• [OBJECTIVE]:
Using the entries that follow, collect the lines where the word "GEAR" appears.

• [DATA TO USE]:
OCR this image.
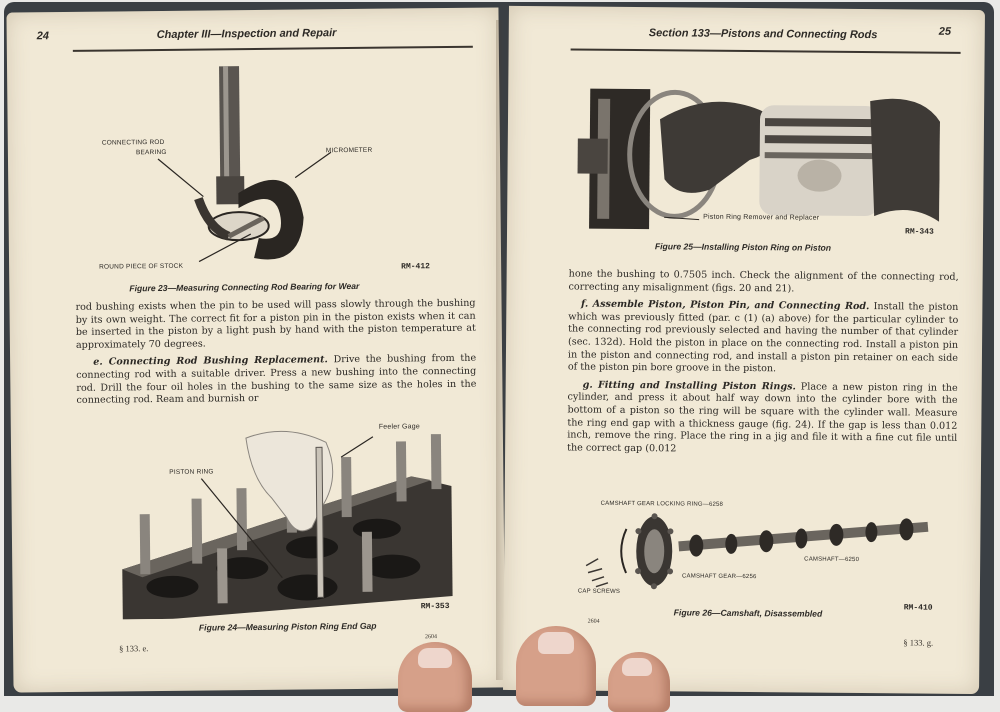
24	Chapter III—Inspection and Repair
CONNECTING ROD
BEARING	MICROMETER
ROUND PIECE OF STOCK	RM-412
Figure 23—Measuring Connecting Rod Bearing for Wear

rod bushing exists when the pin to be used will pass slowly through the bushing by its own weight. The correct fit for a piston pin in the piston exists when it can be inserted in the piston by a light push by hand with the piston temperature at approximately 70 degrees.

e. Connecting Rod Bushing Replacement. Drive the bushing from the connecting rod with a suitable driver. Press a new bushing into the connecting rod. Drill the four oil holes in the bushing to the same size as the holes in the connecting rod. Ream and burnish or

Feeler Gage
PISTON RING
RM-353
Figure 24—Measuring Piston Ring End Gap
§ 133. e.
2604
Section 133—Pistons and Connecting Rods	25
Piston Ring Remover and Replacer
RM-343
Figure 25—Installing Piston Ring on Piston

hone the bushing to 0.7505 inch. Check the alignment of the connecting rod, correcting any misalignment (figs. 20 and 21).

f. Assemble Piston, Piston Pin, and Connecting Rod. Install the piston which was previously fitted (par. c (1) (a) above) for the particular cylinder to the connecting rod previously selected and having the number of that cylinder (sec. 132d). Hold the piston in place on the connecting rod. Install a piston pin in the piston and connecting rod, and install a piston pin retainer on each side of the piston pin bore groove in the piston.

g. Fitting and Installing Piston Rings. Place a new piston ring in the cylinder, and press it about half way down into the cylinder bore with the bottom of a piston so the ring will be square with the cylinder wall. Measure the ring end gap with a thickness gauge (fig. 24). If the gap is less than 0.012 inch, remove the ring. Place the ring in a jig and file it with a fine cut file until the correct gap (0.012

CAMSHAFT GEAR LOCKING RING—6258
CAMSHAFT—6250
CAMSHAFT GEAR—6256
CAP SCREWS
RM-410
Figure 26—Camshaft, Disassembled
2604
§ 133. g.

• [RESPONSE TO THIS EXERCISE]:
CAMSHAFT GEAR LOCKING RING—6258
CAMSHAFT GEAR—6256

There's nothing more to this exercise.